Problem statement:
Update everything from the start of the records down to the line containing "accessory-label: 410233 xyxy=(162,361,203,375)", replacing "dimension-label" with "measurement-label" and leaving all else unchanged.

Exercise inputs:

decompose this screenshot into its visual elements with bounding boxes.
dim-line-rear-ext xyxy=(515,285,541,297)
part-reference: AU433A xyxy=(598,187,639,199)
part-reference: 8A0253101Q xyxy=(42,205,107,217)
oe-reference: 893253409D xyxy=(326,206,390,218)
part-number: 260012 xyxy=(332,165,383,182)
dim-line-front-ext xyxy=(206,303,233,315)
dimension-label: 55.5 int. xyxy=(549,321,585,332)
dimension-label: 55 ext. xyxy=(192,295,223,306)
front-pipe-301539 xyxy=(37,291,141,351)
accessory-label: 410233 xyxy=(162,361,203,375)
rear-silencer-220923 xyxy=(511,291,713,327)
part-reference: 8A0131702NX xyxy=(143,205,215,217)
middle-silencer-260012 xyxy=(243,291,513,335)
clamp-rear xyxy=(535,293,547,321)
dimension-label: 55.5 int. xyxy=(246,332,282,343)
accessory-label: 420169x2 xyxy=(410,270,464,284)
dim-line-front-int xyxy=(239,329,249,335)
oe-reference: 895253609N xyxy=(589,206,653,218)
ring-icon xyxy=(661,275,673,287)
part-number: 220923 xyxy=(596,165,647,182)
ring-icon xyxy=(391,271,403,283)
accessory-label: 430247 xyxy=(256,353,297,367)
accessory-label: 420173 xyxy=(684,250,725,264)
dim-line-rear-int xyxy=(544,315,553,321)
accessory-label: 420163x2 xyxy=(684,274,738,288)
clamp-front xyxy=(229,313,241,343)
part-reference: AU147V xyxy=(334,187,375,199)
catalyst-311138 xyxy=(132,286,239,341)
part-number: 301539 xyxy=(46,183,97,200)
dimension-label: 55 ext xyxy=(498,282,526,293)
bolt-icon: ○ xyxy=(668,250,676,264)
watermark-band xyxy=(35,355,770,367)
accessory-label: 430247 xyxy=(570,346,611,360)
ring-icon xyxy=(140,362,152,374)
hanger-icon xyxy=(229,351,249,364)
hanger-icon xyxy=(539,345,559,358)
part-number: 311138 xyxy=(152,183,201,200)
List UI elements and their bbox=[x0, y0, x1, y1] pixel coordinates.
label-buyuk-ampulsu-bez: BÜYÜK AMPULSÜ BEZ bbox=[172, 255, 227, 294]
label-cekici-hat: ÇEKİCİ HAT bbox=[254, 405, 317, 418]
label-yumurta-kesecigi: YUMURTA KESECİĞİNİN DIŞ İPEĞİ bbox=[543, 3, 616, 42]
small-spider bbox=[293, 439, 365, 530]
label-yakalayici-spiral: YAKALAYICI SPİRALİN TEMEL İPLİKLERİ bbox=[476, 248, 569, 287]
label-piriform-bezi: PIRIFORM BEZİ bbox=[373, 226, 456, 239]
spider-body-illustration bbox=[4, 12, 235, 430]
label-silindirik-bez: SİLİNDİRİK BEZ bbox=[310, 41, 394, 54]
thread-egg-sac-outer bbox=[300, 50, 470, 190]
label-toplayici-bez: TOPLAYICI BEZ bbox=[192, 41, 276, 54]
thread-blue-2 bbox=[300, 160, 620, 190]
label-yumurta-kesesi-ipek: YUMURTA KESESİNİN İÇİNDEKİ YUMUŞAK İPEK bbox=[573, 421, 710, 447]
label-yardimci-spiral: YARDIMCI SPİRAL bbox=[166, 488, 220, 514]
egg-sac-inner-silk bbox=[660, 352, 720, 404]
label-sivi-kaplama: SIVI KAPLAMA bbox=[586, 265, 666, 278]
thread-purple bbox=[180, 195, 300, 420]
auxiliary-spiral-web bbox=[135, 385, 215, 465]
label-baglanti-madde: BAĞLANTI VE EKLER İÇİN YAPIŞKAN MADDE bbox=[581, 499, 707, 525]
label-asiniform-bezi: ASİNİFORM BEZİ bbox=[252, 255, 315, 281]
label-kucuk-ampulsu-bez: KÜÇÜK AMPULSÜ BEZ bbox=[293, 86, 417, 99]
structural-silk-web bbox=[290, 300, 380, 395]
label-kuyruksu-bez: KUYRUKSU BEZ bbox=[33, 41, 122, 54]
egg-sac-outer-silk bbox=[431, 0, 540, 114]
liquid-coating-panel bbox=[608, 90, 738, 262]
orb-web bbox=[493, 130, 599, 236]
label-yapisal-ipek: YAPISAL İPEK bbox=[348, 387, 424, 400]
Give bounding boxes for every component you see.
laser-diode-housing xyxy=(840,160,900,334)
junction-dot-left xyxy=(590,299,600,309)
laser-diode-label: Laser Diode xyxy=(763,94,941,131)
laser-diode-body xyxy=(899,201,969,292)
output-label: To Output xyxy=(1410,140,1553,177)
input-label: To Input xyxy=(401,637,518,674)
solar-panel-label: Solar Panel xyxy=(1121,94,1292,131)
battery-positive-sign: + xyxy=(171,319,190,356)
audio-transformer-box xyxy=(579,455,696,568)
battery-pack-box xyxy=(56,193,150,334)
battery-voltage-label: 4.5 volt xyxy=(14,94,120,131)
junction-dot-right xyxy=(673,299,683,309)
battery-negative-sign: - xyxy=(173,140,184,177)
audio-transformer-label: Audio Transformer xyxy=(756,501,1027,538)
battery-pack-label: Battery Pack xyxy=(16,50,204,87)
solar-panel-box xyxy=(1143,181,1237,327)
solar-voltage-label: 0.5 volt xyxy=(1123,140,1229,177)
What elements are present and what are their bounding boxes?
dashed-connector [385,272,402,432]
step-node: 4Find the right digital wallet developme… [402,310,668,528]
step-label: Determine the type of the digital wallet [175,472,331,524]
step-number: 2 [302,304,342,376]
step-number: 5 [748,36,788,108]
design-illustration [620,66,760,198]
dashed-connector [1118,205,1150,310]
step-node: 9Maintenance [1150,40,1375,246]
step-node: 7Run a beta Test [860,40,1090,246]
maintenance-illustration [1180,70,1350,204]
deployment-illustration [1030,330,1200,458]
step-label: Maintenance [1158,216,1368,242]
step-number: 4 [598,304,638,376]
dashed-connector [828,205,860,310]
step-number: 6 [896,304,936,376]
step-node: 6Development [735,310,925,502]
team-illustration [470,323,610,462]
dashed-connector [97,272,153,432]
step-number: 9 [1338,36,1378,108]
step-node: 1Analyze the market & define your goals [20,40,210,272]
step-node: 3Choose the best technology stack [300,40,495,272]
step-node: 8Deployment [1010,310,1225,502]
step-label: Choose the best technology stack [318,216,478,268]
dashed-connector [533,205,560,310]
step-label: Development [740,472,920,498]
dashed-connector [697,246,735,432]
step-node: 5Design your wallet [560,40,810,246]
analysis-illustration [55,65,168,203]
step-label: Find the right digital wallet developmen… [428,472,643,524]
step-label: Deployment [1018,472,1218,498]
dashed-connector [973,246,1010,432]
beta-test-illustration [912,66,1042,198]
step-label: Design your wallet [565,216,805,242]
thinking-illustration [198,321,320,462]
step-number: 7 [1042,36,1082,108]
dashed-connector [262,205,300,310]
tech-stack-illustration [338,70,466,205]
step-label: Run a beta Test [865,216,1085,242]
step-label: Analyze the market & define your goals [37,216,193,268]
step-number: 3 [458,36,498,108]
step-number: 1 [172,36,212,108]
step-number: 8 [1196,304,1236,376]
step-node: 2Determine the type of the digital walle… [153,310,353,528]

Worked solution:
decompose this screenshot into its visual elements with bounding boxes.
dim-line-rear-ext xyxy=(515,285,541,297)
part-reference: AU433A xyxy=(598,187,639,199)
part-reference: 8A0253101Q xyxy=(42,205,107,217)
oe-reference: 893253409D xyxy=(326,206,390,218)
part-number: 260012 xyxy=(332,165,383,182)
dim-line-front-ext xyxy=(206,303,233,315)
measurement-label: 55.5 int. xyxy=(549,321,585,332)
measurement-label: 55 ext. xyxy=(192,295,223,306)
front-pipe-301539 xyxy=(37,291,141,351)
accessory-label: 410233 xyxy=(162,361,203,375)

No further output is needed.